▸ AIM OF THE TASK
Only a number is wanted: how many lines in these records contain the word "microphone"?

— Begin —

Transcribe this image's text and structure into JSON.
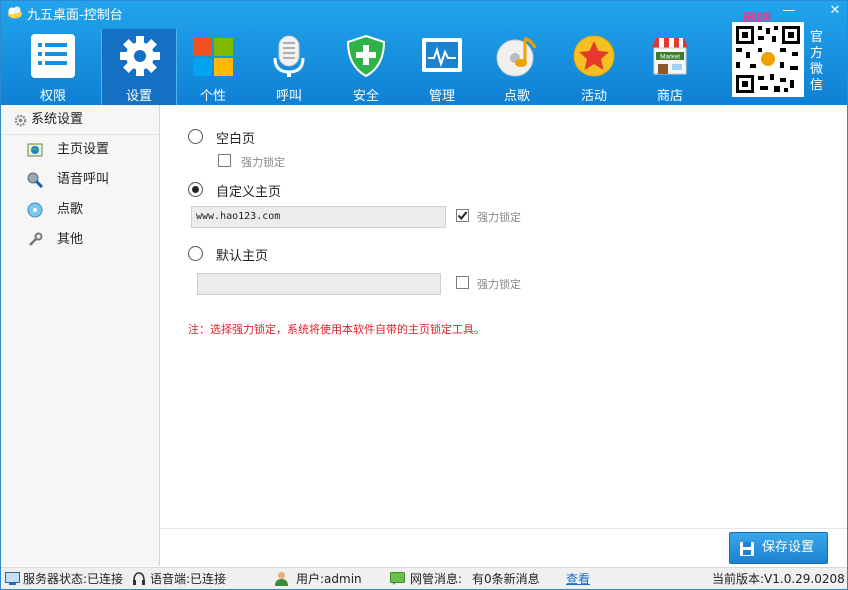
{
  "window": {
    "title": "九五桌面-控制台",
    "minimize": "—",
    "close": "✕"
  },
  "nav": [
    {
      "label": "权限",
      "icon": "permissions-icon"
    },
    {
      "label": "设置",
      "icon": "gear-icon"
    },
    {
      "label": "个性",
      "icon": "windows-tiles-icon"
    },
    {
      "label": "呼叫",
      "icon": "microphone-icon"
    },
    {
      "label": "安全",
      "icon": "shield-plus-icon"
    },
    {
      "label": "管理",
      "icon": "monitor-icon"
    },
    {
      "label": "点歌",
      "icon": "music-cd-icon"
    },
    {
      "label": "活动",
      "icon": "star-badge-icon"
    },
    {
      "label": "商店",
      "icon": "market-store-icon"
    }
  ],
  "market_sign": "Market",
  "qr": {
    "badge": "网吧",
    "side_label": "官方微信"
  },
  "sidebar": {
    "header": "系统设置",
    "items": [
      {
        "label": "主页设置",
        "icon": "homepage-icon"
      },
      {
        "label": "语音呼叫",
        "icon": "microphone-small-icon"
      },
      {
        "label": "点歌",
        "icon": "music-small-icon"
      },
      {
        "label": "其他",
        "icon": "wrench-icon"
      }
    ]
  },
  "main": {
    "blank_page": {
      "label": "空白页",
      "lock_label": "强力锁定",
      "lock_checked": false
    },
    "custom_home": {
      "label": "自定义主页",
      "url": "www.hao123.com",
      "lock_label": "强力锁定",
      "lock_checked": true
    },
    "default_home": {
      "label": "默认主页",
      "url": "",
      "lock_label": "强力锁定",
      "lock_checked": false
    },
    "note": "注：选择强力锁定，系统将使用本软件自带的主页锁定工具。",
    "save_label": "保存设置"
  },
  "status": {
    "server": "服务器状态:已连接",
    "voice": "语音端:已连接",
    "user": "用户:admin",
    "msg_label": "网管消息:",
    "msg_value": "有0条新消息",
    "view_link": "查看",
    "version": "当前版本:V1.0.29.0208"
  },
  "colors": {
    "header": "#1591dd",
    "accent": "#1a82d0",
    "note": "#e0202a"
  }
}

— End —

▸ EXPECTED ANSWER
2